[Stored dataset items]
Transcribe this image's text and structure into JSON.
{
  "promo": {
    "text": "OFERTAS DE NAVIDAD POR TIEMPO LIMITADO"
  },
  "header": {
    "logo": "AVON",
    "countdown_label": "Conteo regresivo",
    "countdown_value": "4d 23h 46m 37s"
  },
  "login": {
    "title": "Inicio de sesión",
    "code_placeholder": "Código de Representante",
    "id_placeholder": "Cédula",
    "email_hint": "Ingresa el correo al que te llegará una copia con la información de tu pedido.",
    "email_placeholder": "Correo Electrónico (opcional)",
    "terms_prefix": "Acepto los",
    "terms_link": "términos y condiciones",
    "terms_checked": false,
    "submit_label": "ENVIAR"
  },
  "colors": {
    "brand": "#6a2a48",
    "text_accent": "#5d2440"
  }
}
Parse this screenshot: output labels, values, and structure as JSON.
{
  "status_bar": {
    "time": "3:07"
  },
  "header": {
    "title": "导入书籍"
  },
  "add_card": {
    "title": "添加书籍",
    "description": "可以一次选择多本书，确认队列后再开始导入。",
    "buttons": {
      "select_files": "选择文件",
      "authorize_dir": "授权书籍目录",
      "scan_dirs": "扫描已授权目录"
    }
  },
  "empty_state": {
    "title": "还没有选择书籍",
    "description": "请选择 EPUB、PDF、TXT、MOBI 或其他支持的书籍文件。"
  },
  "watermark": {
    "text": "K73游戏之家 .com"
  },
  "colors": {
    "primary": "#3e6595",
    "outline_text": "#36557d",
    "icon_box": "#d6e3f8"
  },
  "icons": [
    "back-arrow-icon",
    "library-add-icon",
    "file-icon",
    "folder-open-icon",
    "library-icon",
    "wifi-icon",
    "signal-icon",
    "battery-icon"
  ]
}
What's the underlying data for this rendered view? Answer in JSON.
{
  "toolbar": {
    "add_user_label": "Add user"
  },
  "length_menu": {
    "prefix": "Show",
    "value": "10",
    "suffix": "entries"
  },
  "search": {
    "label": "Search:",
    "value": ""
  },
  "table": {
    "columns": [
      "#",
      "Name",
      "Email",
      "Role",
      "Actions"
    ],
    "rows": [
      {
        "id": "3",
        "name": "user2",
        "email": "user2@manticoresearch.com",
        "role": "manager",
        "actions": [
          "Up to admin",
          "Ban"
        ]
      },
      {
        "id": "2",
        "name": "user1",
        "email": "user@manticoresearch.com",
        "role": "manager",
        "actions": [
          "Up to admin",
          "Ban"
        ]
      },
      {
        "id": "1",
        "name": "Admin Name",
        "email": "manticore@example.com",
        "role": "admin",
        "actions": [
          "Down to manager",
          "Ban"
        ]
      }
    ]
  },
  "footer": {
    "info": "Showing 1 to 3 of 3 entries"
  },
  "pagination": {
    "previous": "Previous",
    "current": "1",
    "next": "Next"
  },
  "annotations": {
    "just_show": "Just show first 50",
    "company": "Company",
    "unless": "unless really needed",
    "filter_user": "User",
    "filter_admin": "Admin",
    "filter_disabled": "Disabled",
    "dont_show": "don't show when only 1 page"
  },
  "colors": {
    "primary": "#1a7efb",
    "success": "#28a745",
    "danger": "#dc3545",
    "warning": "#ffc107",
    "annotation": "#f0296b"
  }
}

Directions: Quote all of the entries exactly as they appear.

Result of the task:
Transcribe this image's text and structure into JSON.
{
  "promo": {
    "text": "OFERTAS DE NAVIDAD POR TIEMPO LIMITADO"
  },
  "header": {
    "logo": "AVON",
    "countdown_label": "Conteo regresivo",
    "countdown_value": "4d 23h 46m 37s"
  },
  "login": {
    "title": "Inicio de sesión",
    "code_placeholder": "Código de Representante",
    "id_placeholder": "Cédula",
    "email_hint": "Ingresa el correo al que te llegará una copia con la información de tu pedido.",
    "email_placeholder": "Correo Electrónico (opcional)",
    "terms_prefix": "Acepto los",
    "terms_link": "términos y condiciones",
    "terms_checked": false,
    "submit_label": "ENVIAR"
  },
  "colors": {
    "brand": "#6a2a48",
    "text_accent": "#5d2440"
  }
}
Parse this screenshot: output labels, values, and structure as JSON.
{
  "status_bar": {
    "time": "3:07"
  },
  "header": {
    "title": "导入书籍"
  },
  "add_card": {
    "title": "添加书籍",
    "description": "可以一次选择多本书，确认队列后再开始导入。",
    "buttons": {
      "select_files": "选择文件",
      "authorize_dir": "授权书籍目录",
      "scan_dirs": "扫描已授权目录"
    }
  },
  "empty_state": {
    "title": "还没有选择书籍",
    "description": "请选择 EPUB、PDF、TXT、MOBI 或其他支持的书籍文件。"
  },
  "watermark": {
    "text": "K73游戏之家 .com"
  },
  "colors": {
    "primary": "#3e6595",
    "outline_text": "#36557d",
    "icon_box": "#d6e3f8"
  },
  "icons": [
    "back-arrow-icon",
    "library-add-icon",
    "file-icon",
    "folder-open-icon",
    "library-icon",
    "wifi-icon",
    "signal-icon",
    "battery-icon"
  ]
}
What's the underlying data for this rendered view? Answer in JSON.
{
  "toolbar": {
    "add_user_label": "Add user"
  },
  "length_menu": {
    "prefix": "Show",
    "value": "10",
    "suffix": "entries"
  },
  "search": {
    "label": "Search:",
    "value": ""
  },
  "table": {
    "columns": [
      "#",
      "Name",
      "Email",
      "Role",
      "Actions"
    ],
    "rows": [
      {
        "id": "3",
        "name": "user2",
        "email": "user2@manticoresearch.com",
        "role": "manager",
        "actions": [
          "Up to admin",
          "Ban"
        ]
      },
      {
        "id": "2",
        "name": "user1",
        "email": "user@manticoresearch.com",
        "role": "manager",
        "actions": [
          "Up to admin",
          "Ban"
        ]
      },
      {
        "id": "1",
        "name": "Admin Name",
        "email": "manticore@example.com",
        "role": "admin",
        "actions": [
          "Down to manager",
          "Ban"
        ]
      }
    ]
  },
  "footer": {
    "info": "Showing 1 to 3 of 3 entries"
  },
  "pagination": {
    "previous": "Previous",
    "current": "1",
    "next": "Next"
  },
  "annotations": {
    "just_show": "Just show first 50",
    "company": "Company",
    "unless": "unless really needed",
    "filter_user": "User",
    "filter_admin": "Admin",
    "filter_disabled": "Disabled",
    "dont_show": "don't show when only 1 page"
  },
  "colors": {
    "primary": "#1a7efb",
    "success": "#28a745",
    "danger": "#dc3545",
    "warning": "#ffc107",
    "annotation": "#f0296b"
  }
}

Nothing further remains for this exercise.